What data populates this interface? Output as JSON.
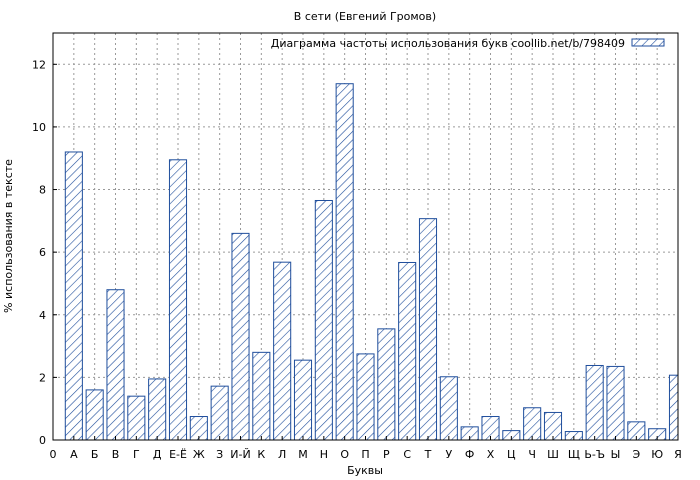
{
  "chart_data": {
    "type": "bar",
    "title": "В сети (Евгений Громов)",
    "xlabel": "Буквы",
    "ylabel": "% использования в тексте",
    "ylim": [
      0,
      13
    ],
    "yticks": [
      0,
      2,
      4,
      6,
      8,
      10,
      12
    ],
    "grid": true,
    "legend_position": "top-right",
    "series": [
      {
        "name": "Диаграмма частоты использования букв coollib.net/b/798409",
        "color": "#1f4e9c",
        "pattern": "diagonal-hatch"
      }
    ],
    "x_tick_labels": [
      "0",
      "А",
      "Б",
      "В",
      "Г",
      "Д",
      "Е-Ё",
      "Ж",
      "З",
      "И-Й",
      "К",
      "Л",
      "М",
      "Н",
      "О",
      "П",
      "Р",
      "С",
      "Т",
      "У",
      "Ф",
      "Х",
      "Ц",
      "Ч",
      "Ш",
      "Щ",
      "Ь-Ъ",
      "Ы",
      "Э",
      "Ю",
      "Я"
    ],
    "categories": [
      "А",
      "Б",
      "В",
      "Г",
      "Д",
      "Е-Ё",
      "Ж",
      "З",
      "И-Й",
      "К",
      "Л",
      "М",
      "Н",
      "О",
      "П",
      "Р",
      "С",
      "Т",
      "У",
      "Ф",
      "Х",
      "Ц",
      "Ч",
      "Ш",
      "Щ",
      "Ь-Ъ",
      "Ы",
      "Э",
      "Ю",
      "Я"
    ],
    "values": [
      9.2,
      1.6,
      4.8,
      1.4,
      1.95,
      8.95,
      0.75,
      1.72,
      6.6,
      2.8,
      5.68,
      2.55,
      7.65,
      11.38,
      2.75,
      3.55,
      5.67,
      7.07,
      2.02,
      0.42,
      0.75,
      0.3,
      1.03,
      0.88,
      0.27,
      2.38,
      2.35,
      0.58,
      0.36,
      2.07
    ]
  }
}
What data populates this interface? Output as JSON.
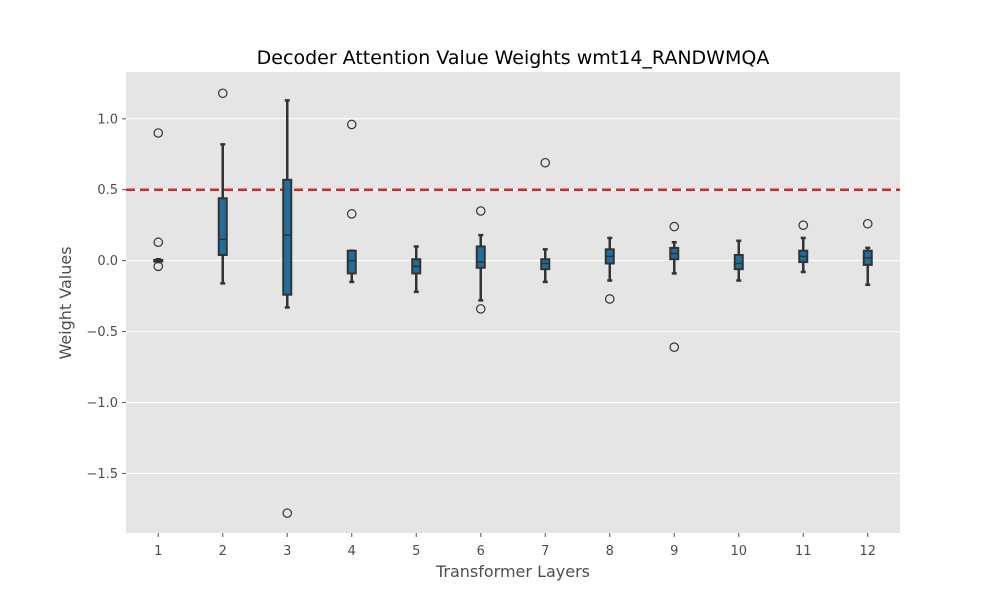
{
  "chart_data": {
    "type": "boxplot",
    "title": "Decoder Attention Value Weights wmt14_RANDWMQA",
    "xlabel": "Transformer Layers",
    "ylabel": "Weight Values",
    "ylim": [
      -1.92,
      1.33
    ],
    "yticks": [
      -1.5,
      -1.0,
      -0.5,
      0.0,
      0.5,
      1.0
    ],
    "ytick_labels": [
      "−1.5",
      "−1.0",
      "−0.5",
      "0.0",
      "0.5",
      "1.0"
    ],
    "categories": [
      "1",
      "2",
      "3",
      "4",
      "5",
      "6",
      "7",
      "8",
      "9",
      "10",
      "11",
      "12"
    ],
    "boxes": [
      {
        "layer": "1",
        "whisker_low": -0.01,
        "q1": -0.005,
        "median": 0.0,
        "q3": 0.005,
        "whisker_high": 0.01,
        "outliers": [
          0.9,
          0.13,
          -0.04
        ]
      },
      {
        "layer": "2",
        "whisker_low": -0.16,
        "q1": 0.04,
        "median": 0.15,
        "q3": 0.44,
        "whisker_high": 0.82,
        "outliers": [
          1.18
        ]
      },
      {
        "layer": "3",
        "whisker_low": -0.33,
        "q1": -0.24,
        "median": 0.18,
        "q3": 0.57,
        "whisker_high": 1.13,
        "outliers": [
          -1.78
        ]
      },
      {
        "layer": "4",
        "whisker_low": -0.15,
        "q1": -0.09,
        "median": 0.0,
        "q3": 0.07,
        "whisker_high": 0.07,
        "outliers": [
          0.96,
          0.33
        ]
      },
      {
        "layer": "5",
        "whisker_low": -0.22,
        "q1": -0.09,
        "median": -0.04,
        "q3": 0.01,
        "whisker_high": 0.1,
        "outliers": []
      },
      {
        "layer": "6",
        "whisker_low": -0.28,
        "q1": -0.05,
        "median": -0.01,
        "q3": 0.1,
        "whisker_high": 0.18,
        "outliers": [
          0.35,
          -0.34
        ]
      },
      {
        "layer": "7",
        "whisker_low": -0.15,
        "q1": -0.06,
        "median": -0.02,
        "q3": 0.01,
        "whisker_high": 0.08,
        "outliers": [
          0.69
        ]
      },
      {
        "layer": "8",
        "whisker_low": -0.14,
        "q1": -0.02,
        "median": 0.03,
        "q3": 0.08,
        "whisker_high": 0.16,
        "outliers": [
          -0.27
        ]
      },
      {
        "layer": "9",
        "whisker_low": -0.09,
        "q1": 0.01,
        "median": 0.05,
        "q3": 0.09,
        "whisker_high": 0.13,
        "outliers": [
          0.24,
          -0.61
        ]
      },
      {
        "layer": "10",
        "whisker_low": -0.14,
        "q1": -0.06,
        "median": -0.02,
        "q3": 0.04,
        "whisker_high": 0.14,
        "outliers": []
      },
      {
        "layer": "11",
        "whisker_low": -0.08,
        "q1": -0.01,
        "median": 0.03,
        "q3": 0.07,
        "whisker_high": 0.16,
        "outliers": [
          0.25
        ]
      },
      {
        "layer": "12",
        "whisker_low": -0.17,
        "q1": -0.03,
        "median": 0.02,
        "q3": 0.07,
        "whisker_high": 0.09,
        "outliers": [
          0.26
        ]
      }
    ],
    "reference_line": {
      "y": 0.5,
      "style": "dashed",
      "color": "#d62728"
    },
    "box_color": "#1f6f9a",
    "edge_color": "#333333",
    "background_color": "#e5e5e5",
    "grid": true,
    "grid_axis": "y",
    "legend": "none"
  }
}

################

**Task directions**
Write out all the entries word for word, but skip any images.

**Solved exercise**
What data populates this interface? Output as JSON.
{
  "chart_data": {
    "type": "bar",
    "title": "В сети (Евгений Громов)",
    "xlabel": "Буквы",
    "ylabel": "% использования в тексте",
    "ylim": [
      0,
      13
    ],
    "yticks": [
      0,
      2,
      4,
      6,
      8,
      10,
      12
    ],
    "grid": true,
    "legend_position": "top-right",
    "series": [
      {
        "name": "Диаграмма частоты использования букв coollib.net/b/798409",
        "color": "#1f4e9c",
        "pattern": "diagonal-hatch"
      }
    ],
    "x_tick_labels": [
      "0",
      "А",
      "Б",
      "В",
      "Г",
      "Д",
      "Е-Ё",
      "Ж",
      "З",
      "И-Й",
      "К",
      "Л",
      "М",
      "Н",
      "О",
      "П",
      "Р",
      "С",
      "Т",
      "У",
      "Ф",
      "Х",
      "Ц",
      "Ч",
      "Ш",
      "Щ",
      "Ь-Ъ",
      "Ы",
      "Э",
      "Ю",
      "Я"
    ],
    "categories": [
      "А",
      "Б",
      "В",
      "Г",
      "Д",
      "Е-Ё",
      "Ж",
      "З",
      "И-Й",
      "К",
      "Л",
      "М",
      "Н",
      "О",
      "П",
      "Р",
      "С",
      "Т",
      "У",
      "Ф",
      "Х",
      "Ц",
      "Ч",
      "Ш",
      "Щ",
      "Ь-Ъ",
      "Ы",
      "Э",
      "Ю",
      "Я"
    ],
    "values": [
      9.2,
      1.6,
      4.8,
      1.4,
      1.95,
      8.95,
      0.75,
      1.72,
      6.6,
      2.8,
      5.68,
      2.55,
      7.65,
      11.38,
      2.75,
      3.55,
      5.67,
      7.07,
      2.02,
      0.42,
      0.75,
      0.3,
      1.03,
      0.88,
      0.27,
      2.38,
      2.35,
      0.58,
      0.36,
      2.07
    ]
  }
}
What data populates this interface? Output as JSON.
{
  "chart_data": {
    "type": "boxplot",
    "title": "Decoder Attention Value Weights wmt14_RANDWMQA",
    "xlabel": "Transformer Layers",
    "ylabel": "Weight Values",
    "ylim": [
      -1.92,
      1.33
    ],
    "yticks": [
      -1.5,
      -1.0,
      -0.5,
      0.0,
      0.5,
      1.0
    ],
    "ytick_labels": [
      "−1.5",
      "−1.0",
      "−0.5",
      "0.0",
      "0.5",
      "1.0"
    ],
    "categories": [
      "1",
      "2",
      "3",
      "4",
      "5",
      "6",
      "7",
      "8",
      "9",
      "10",
      "11",
      "12"
    ],
    "boxes": [
      {
        "layer": "1",
        "whisker_low": -0.01,
        "q1": -0.005,
        "median": 0.0,
        "q3": 0.005,
        "whisker_high": 0.01,
        "outliers": [
          0.9,
          0.13,
          -0.04
        ]
      },
      {
        "layer": "2",
        "whisker_low": -0.16,
        "q1": 0.04,
        "median": 0.15,
        "q3": 0.44,
        "whisker_high": 0.82,
        "outliers": [
          1.18
        ]
      },
      {
        "layer": "3",
        "whisker_low": -0.33,
        "q1": -0.24,
        "median": 0.18,
        "q3": 0.57,
        "whisker_high": 1.13,
        "outliers": [
          -1.78
        ]
      },
      {
        "layer": "4",
        "whisker_low": -0.15,
        "q1": -0.09,
        "median": 0.0,
        "q3": 0.07,
        "whisker_high": 0.07,
        "outliers": [
          0.96,
          0.33
        ]
      },
      {
        "layer": "5",
        "whisker_low": -0.22,
        "q1": -0.09,
        "median": -0.04,
        "q3": 0.01,
        "whisker_high": 0.1,
        "outliers": []
      },
      {
        "layer": "6",
        "whisker_low": -0.28,
        "q1": -0.05,
        "median": -0.01,
        "q3": 0.1,
        "whisker_high": 0.18,
        "outliers": [
          0.35,
          -0.34
        ]
      },
      {
        "layer": "7",
        "whisker_low": -0.15,
        "q1": -0.06,
        "median": -0.02,
        "q3": 0.01,
        "whisker_high": 0.08,
        "outliers": [
          0.69
        ]
      },
      {
        "layer": "8",
        "whisker_low": -0.14,
        "q1": -0.02,
        "median": 0.03,
        "q3": 0.08,
        "whisker_high": 0.16,
        "outliers": [
          -0.27
        ]
      },
      {
        "layer": "9",
        "whisker_low": -0.09,
        "q1": 0.01,
        "median": 0.05,
        "q3": 0.09,
        "whisker_high": 0.13,
        "outliers": [
          0.24,
          -0.61
        ]
      },
      {
        "layer": "10",
        "whisker_low": -0.14,
        "q1": -0.06,
        "median": -0.02,
        "q3": 0.04,
        "whisker_high": 0.14,
        "outliers": []
      },
      {
        "layer": "11",
        "whisker_low": -0.08,
        "q1": -0.01,
        "median": 0.03,
        "q3": 0.07,
        "whisker_high": 0.16,
        "outliers": [
          0.25
        ]
      },
      {
        "layer": "12",
        "whisker_low": -0.17,
        "q1": -0.03,
        "median": 0.02,
        "q3": 0.07,
        "whisker_high": 0.09,
        "outliers": [
          0.26
        ]
      }
    ],
    "reference_line": {
      "y": 0.5,
      "style": "dashed",
      "color": "#d62728"
    },
    "box_color": "#1f6f9a",
    "edge_color": "#333333",
    "background_color": "#e5e5e5",
    "grid": true,
    "grid_axis": "y",
    "legend": "none"
  }
}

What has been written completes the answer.